• _Task description_
Copy each line that contains the word "computing".

• _Recorded data_
——————

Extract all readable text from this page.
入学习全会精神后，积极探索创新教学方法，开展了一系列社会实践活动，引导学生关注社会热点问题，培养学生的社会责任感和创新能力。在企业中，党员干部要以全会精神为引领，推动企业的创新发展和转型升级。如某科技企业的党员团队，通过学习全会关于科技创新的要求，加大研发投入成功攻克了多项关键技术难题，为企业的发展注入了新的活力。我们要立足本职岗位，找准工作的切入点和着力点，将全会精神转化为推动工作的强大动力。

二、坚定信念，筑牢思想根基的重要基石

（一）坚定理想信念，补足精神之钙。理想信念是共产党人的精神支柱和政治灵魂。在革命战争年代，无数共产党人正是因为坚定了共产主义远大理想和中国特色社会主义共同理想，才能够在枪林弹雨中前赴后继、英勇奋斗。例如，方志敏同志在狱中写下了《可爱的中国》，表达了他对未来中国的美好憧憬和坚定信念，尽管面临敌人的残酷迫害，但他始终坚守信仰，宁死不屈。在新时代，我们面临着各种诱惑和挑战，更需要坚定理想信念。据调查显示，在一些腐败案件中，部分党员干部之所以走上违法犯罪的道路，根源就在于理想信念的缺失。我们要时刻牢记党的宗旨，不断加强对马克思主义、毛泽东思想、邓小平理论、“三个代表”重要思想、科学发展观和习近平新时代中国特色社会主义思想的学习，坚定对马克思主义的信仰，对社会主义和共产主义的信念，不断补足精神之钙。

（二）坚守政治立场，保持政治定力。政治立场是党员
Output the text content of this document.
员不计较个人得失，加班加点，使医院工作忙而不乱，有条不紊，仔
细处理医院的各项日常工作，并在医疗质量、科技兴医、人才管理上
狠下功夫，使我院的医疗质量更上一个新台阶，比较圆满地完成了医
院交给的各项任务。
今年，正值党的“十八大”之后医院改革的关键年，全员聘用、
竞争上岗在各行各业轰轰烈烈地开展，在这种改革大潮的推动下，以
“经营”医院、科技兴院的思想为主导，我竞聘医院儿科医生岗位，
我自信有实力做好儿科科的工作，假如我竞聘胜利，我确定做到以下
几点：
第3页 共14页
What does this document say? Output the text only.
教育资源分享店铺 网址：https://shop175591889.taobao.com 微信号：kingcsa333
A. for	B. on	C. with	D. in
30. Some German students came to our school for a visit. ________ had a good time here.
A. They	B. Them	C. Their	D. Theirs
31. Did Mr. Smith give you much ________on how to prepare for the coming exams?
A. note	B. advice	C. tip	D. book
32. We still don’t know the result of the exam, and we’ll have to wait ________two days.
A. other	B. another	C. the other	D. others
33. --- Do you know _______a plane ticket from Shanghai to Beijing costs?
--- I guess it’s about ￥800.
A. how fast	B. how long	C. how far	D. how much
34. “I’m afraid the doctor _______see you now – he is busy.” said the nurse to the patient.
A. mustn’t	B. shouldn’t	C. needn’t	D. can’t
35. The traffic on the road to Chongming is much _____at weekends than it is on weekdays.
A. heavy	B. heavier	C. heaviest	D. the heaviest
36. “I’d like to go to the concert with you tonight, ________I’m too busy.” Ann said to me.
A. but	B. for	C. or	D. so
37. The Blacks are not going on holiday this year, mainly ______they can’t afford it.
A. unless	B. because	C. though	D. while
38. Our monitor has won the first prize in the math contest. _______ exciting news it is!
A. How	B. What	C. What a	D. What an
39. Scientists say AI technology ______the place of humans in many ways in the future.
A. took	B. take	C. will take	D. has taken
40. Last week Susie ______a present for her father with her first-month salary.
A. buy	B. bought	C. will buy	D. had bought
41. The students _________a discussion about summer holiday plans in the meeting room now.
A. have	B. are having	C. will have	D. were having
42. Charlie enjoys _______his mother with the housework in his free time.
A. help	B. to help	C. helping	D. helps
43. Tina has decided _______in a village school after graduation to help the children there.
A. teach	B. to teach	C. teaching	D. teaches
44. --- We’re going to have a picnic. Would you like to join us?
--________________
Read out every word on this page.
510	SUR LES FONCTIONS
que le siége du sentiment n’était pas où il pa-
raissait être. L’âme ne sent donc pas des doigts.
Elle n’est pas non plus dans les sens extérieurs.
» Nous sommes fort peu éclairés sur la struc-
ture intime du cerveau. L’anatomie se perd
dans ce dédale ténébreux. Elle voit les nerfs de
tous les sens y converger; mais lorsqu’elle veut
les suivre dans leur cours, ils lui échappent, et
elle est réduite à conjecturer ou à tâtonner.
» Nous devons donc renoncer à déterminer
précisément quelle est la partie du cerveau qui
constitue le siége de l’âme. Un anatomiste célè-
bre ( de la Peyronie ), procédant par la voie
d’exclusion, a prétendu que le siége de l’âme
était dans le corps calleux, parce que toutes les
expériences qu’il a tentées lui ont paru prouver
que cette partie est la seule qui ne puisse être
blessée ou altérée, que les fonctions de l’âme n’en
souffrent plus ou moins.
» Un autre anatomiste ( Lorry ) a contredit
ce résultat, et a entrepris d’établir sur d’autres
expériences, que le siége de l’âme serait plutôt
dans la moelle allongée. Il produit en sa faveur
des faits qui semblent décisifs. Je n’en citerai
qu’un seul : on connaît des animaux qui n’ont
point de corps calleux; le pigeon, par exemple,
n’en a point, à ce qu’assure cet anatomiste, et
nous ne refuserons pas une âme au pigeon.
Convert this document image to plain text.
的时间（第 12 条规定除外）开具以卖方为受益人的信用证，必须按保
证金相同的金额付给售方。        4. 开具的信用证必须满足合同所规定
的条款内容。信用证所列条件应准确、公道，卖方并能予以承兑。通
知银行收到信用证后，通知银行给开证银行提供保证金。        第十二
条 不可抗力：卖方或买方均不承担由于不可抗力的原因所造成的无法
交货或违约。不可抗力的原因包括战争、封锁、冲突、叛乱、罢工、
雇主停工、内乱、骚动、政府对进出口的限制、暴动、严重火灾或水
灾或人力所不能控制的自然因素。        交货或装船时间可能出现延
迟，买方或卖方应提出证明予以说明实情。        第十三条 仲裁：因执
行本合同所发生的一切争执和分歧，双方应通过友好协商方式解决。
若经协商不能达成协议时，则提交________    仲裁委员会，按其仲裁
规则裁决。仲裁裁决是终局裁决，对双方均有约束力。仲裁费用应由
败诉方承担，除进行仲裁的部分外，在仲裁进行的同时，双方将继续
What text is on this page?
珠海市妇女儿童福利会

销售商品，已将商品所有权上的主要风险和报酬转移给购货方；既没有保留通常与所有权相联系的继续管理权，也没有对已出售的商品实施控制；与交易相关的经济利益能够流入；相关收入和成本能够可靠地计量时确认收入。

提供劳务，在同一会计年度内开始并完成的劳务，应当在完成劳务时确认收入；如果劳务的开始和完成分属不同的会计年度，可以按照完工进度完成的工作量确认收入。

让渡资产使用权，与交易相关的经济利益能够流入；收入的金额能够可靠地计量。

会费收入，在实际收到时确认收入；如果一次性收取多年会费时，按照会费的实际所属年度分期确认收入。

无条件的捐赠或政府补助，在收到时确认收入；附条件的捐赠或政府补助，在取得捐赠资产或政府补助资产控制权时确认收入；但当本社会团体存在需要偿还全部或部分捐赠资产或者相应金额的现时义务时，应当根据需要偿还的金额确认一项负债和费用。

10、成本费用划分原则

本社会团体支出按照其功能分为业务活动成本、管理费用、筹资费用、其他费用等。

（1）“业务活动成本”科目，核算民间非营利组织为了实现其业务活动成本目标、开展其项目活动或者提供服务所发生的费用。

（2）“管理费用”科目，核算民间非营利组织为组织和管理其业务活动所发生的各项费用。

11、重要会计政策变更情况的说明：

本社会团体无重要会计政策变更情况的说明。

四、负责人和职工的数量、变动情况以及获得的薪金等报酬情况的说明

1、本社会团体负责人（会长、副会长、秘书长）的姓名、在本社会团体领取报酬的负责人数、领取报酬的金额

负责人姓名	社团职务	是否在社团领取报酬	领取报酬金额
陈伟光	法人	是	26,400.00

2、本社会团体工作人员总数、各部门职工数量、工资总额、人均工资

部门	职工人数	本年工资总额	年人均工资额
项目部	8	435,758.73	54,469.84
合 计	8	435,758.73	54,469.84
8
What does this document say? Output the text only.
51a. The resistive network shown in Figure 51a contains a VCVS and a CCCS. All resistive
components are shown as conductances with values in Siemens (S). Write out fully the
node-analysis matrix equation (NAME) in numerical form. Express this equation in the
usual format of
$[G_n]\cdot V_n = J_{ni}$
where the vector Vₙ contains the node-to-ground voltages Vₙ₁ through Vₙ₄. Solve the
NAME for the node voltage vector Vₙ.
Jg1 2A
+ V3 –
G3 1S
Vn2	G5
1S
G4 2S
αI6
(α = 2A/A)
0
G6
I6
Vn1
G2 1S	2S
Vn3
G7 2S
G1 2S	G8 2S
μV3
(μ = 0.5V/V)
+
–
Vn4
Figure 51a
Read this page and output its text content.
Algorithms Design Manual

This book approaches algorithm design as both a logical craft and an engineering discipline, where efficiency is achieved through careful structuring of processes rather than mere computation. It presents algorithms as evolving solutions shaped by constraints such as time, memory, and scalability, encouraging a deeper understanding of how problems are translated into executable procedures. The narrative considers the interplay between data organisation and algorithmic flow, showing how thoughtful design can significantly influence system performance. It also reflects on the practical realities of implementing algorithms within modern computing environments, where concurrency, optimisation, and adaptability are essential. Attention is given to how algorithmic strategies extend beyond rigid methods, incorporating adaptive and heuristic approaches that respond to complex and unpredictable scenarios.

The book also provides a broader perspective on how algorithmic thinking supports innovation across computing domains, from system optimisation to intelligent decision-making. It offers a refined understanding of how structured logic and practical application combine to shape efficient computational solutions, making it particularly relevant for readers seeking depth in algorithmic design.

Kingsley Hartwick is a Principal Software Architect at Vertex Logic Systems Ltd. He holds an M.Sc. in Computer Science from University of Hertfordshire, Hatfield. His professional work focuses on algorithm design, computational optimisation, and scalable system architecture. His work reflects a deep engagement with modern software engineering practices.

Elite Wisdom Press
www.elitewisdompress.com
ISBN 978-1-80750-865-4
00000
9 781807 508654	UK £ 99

——————

• _Result of this exercise_
This book approaches algorithm design as both a logical craft and an engineering discipline, where efficiency is achieved through careful structuring of processes rather than mere computation. It presents algorithms as evolving solutions shaped by constraints such as time, memory, and scalability, encouraging a deeper understanding of how problems are translated into executable procedures. The narrative considers the interplay between data organisation and algorithmic flow, showing how thoughtful design can significantly influence system performance. It also reflects on the practical realities of implementing algorithms within modern computing environments, where concurrency, optimisation, and adaptability are essential. Attention is given to how algorithmic strategies extend beyond rigid methods, incorporating adaptive and heuristic approaches that respond to complex and unpredictable scenarios.
The book also provides a broader perspective on how algorithmic thinking supports innovation across computing domains, from system optimisation to intelligent decision-making. It offers a refined understanding of how structured logic and practical application combine to shape efficient computational solutions, making it particularly relevant for readers seeking depth in algorithmic design.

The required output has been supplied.